RECORDS FOR PROCESSING Start Marker

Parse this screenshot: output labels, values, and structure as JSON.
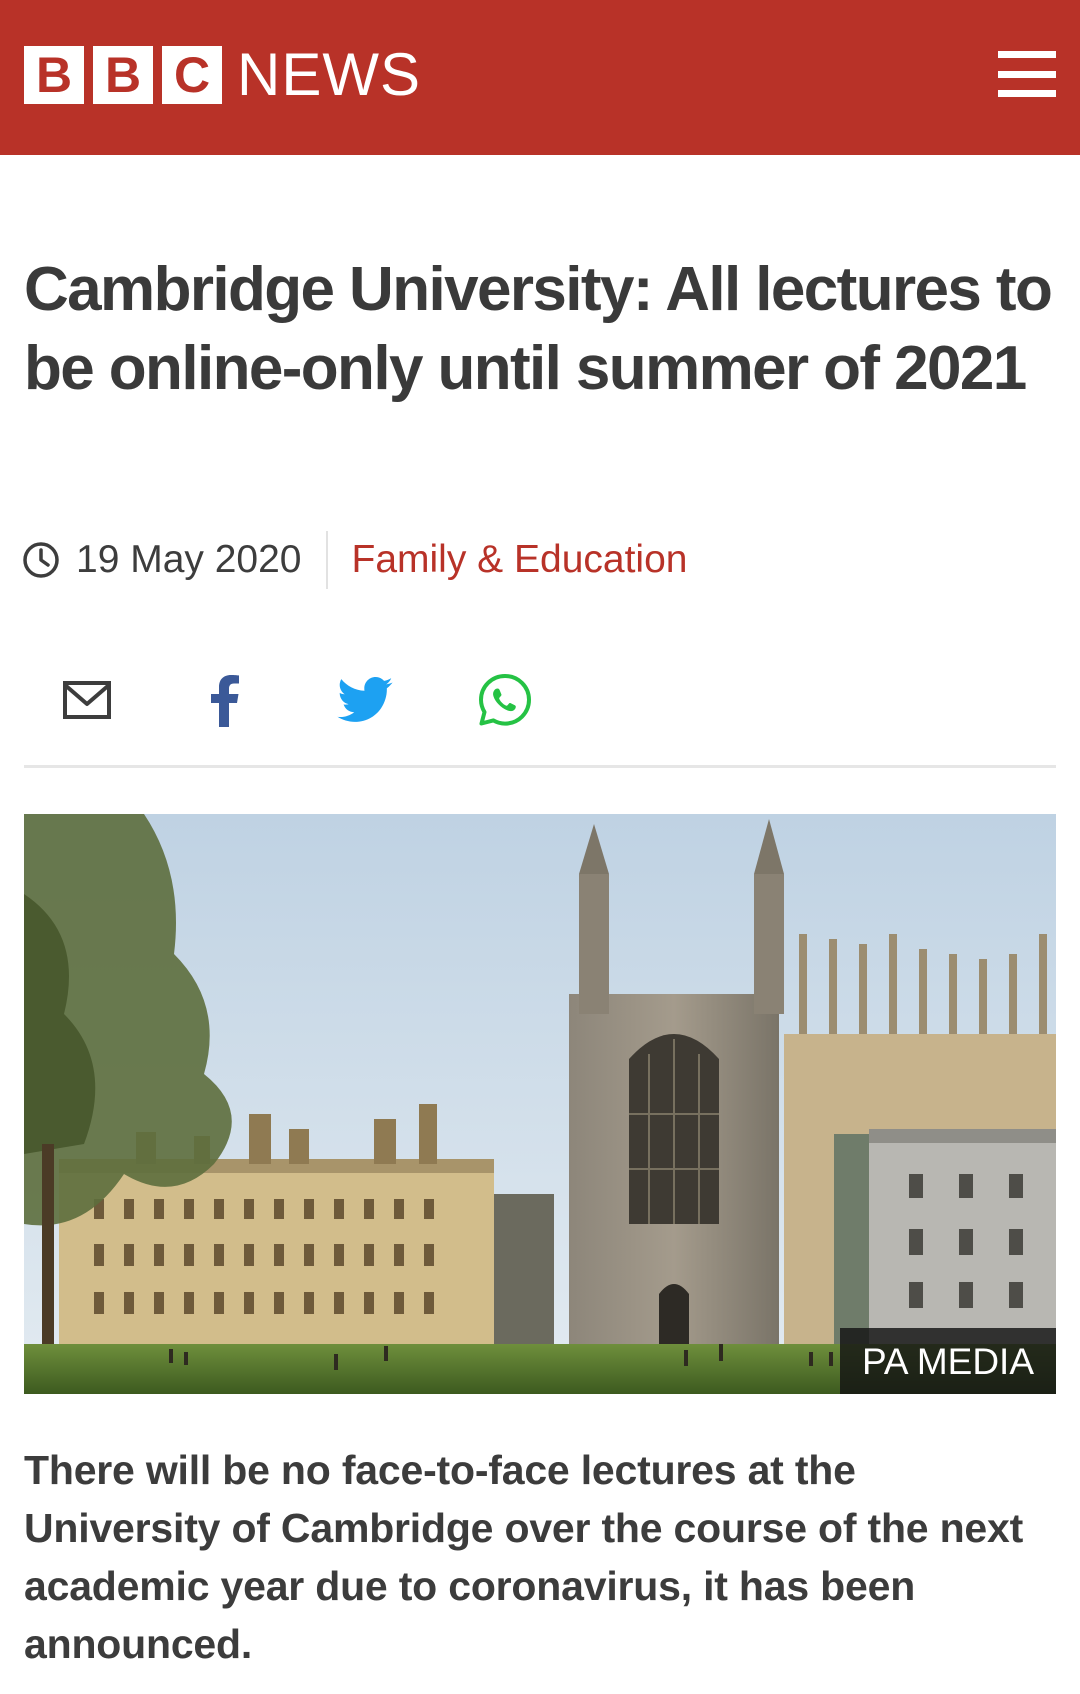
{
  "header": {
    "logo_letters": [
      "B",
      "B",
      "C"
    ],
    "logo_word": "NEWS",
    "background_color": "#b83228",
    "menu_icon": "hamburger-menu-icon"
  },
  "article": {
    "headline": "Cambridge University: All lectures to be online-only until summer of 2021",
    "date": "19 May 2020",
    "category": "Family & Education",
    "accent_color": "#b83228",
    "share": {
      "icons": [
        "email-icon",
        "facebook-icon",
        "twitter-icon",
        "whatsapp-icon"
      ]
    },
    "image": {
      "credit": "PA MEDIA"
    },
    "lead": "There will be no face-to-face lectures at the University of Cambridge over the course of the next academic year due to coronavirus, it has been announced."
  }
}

RECORDS FOR PROCESSING End Marker

• [INSTRUCTIONS TO FOLLOW]:
Where in the entries above does the word "lectures" appear? Copy each line that has it.

• [SOLUTION]:
    "headline": "Cambridge University: All lectures to be online-only until summer of 2021",
    "lead": "There will be no face-to-face lectures at the University of Cambridge over the course of the next academic year due to coronavirus, it has been announced."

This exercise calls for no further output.